Brano di riferimento =
--------------------
E, ancora, sempre per quella supposta modernità, immaginiamo per un attimo solo: se da quelle parti ci fosse stata una centrale nucleare, di quelle che si vorrebbero costruire con tracotante insistenza? E dell’altra fantomatica Grande Opera, il ponte sullo stretto, da realizzare in due fra le maggiori zone ad alta sismicità, come segnalato in rosso dalle cartine, cosa ne facciamo? Argomento da dibattito salottiero? Termometro del progresso e della civiltà di un paese?
Ancora una volta a venir meno, con le tragiche conseguenze che stiamo constatando per l’ennesima devastante circostanza, sono state la prevenzione, la messa in sicurezza, la mancata tutela del territorio. E quelle norme che esistono e vanno, o almeno dovrebbero, essere applicate se beninteso qualcuno poi garantisse con il controllo il completo rispetto. Invece sono generalmente considerate un costo insopportabile, che erode il margine di profitto, analogamente alla manutenzione. E rallenta l’esecuzione. Dunque meglio accantonarle.
--------------------
Consegna =
Ricopia dal brano sulla tutela del territorio la parte che comincia con "Ancora una volta" e prosegue fino a "Dunque meglio accantonarle.". Ci si basi unicamente sul brano, senza ricorrere ad altre fonti.

Dati da analizzare =
--------------------
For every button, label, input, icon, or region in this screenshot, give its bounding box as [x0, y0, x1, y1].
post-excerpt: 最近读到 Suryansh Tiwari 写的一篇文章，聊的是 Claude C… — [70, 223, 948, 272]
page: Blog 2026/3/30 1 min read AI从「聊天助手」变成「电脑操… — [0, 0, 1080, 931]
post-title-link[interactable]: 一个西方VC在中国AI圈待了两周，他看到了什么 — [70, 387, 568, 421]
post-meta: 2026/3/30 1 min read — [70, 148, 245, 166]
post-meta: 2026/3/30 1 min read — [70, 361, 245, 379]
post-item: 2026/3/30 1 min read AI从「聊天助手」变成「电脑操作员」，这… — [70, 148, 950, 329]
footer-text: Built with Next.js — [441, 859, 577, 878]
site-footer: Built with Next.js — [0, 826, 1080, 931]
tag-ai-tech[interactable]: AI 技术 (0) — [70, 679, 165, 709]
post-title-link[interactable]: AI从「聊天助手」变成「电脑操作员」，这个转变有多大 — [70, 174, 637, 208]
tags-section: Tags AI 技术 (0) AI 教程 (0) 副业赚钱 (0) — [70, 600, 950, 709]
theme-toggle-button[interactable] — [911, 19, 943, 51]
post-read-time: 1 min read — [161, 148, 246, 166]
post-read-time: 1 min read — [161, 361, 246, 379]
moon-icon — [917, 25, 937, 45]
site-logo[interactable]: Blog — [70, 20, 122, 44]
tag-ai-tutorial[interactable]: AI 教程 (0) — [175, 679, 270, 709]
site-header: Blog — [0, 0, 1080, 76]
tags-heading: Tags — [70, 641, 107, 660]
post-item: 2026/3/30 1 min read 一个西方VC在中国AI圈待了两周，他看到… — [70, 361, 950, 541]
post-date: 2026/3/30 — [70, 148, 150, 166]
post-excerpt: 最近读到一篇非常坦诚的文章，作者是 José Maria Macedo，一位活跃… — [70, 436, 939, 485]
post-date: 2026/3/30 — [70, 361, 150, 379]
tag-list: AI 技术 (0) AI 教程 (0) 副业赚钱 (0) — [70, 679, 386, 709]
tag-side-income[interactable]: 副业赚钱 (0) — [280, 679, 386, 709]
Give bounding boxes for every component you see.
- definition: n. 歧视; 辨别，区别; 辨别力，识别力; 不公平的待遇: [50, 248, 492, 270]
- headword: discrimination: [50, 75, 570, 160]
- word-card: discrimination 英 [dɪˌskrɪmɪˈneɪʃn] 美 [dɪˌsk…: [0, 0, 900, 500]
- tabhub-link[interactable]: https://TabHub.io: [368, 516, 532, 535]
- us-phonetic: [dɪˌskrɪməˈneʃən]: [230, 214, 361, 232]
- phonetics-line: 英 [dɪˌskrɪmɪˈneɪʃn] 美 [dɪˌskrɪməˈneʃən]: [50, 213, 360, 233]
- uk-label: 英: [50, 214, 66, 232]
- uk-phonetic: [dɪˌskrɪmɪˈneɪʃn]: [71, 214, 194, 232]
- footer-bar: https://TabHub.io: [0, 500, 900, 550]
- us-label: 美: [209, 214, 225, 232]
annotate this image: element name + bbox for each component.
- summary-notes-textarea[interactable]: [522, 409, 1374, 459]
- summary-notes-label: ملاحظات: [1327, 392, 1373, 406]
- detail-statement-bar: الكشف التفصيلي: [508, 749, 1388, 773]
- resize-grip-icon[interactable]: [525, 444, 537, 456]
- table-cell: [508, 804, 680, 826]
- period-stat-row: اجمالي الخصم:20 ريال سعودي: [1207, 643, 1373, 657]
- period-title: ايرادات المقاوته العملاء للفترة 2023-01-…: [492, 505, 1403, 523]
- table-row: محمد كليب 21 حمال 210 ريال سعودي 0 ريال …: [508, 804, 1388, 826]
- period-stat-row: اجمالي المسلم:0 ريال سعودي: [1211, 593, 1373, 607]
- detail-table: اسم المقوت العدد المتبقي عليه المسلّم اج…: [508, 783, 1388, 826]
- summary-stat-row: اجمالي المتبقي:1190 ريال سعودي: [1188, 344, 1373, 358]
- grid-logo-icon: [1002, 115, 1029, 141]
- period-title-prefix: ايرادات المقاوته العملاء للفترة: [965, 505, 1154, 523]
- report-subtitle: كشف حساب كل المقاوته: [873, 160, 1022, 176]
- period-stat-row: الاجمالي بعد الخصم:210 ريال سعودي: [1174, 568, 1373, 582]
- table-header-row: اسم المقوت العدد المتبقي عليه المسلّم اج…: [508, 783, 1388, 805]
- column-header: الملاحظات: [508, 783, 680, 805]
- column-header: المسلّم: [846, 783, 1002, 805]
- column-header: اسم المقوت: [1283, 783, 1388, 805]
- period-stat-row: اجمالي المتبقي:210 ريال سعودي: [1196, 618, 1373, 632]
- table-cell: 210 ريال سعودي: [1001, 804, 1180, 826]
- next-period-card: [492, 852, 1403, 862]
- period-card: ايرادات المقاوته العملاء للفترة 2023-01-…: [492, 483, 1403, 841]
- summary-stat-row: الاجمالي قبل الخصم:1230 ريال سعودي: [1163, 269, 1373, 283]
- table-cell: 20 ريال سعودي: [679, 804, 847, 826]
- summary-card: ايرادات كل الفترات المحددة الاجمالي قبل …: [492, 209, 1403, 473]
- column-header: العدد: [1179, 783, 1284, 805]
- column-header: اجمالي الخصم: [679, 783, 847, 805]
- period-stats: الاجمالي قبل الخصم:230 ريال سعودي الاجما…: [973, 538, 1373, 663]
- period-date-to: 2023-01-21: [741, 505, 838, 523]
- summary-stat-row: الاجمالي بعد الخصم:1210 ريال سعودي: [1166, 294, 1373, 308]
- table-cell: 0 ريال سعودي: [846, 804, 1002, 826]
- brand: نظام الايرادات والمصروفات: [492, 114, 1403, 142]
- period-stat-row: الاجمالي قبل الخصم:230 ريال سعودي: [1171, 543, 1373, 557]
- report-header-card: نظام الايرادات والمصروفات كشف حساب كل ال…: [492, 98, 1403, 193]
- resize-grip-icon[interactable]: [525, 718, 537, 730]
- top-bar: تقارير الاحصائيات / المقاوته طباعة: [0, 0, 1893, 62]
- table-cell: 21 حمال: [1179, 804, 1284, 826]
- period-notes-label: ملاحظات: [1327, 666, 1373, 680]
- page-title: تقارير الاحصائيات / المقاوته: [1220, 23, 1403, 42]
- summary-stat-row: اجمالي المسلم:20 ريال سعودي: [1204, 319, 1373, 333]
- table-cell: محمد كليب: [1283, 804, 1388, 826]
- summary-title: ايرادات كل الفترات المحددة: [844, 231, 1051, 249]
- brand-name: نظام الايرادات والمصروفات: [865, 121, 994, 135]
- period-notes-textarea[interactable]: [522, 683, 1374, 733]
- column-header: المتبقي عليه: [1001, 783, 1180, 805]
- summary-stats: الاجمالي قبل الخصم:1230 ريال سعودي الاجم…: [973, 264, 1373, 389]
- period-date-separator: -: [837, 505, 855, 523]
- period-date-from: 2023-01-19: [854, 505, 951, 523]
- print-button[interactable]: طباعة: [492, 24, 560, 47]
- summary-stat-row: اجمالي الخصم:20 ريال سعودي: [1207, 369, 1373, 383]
--------------------
Risultato =
Ancora una volta a venir meno, con le tragiche conseguenze che stiamo constatando per l’ennesima devastante circostanza, sono state la prevenzione, la messa in sicurezza, la mancata tutela del territorio. E quelle norme che esistono e vanno, o almeno dovrebbero, essere applicate se beninteso qualcuno poi garantisse con il controllo il completo rispetto. Invece sono generalmente considerate un costo insopportabile, che erode il margine di profitto, analogamente alla manutenzione. E rallenta l’esecuzione. Dunque meglio accantonarle.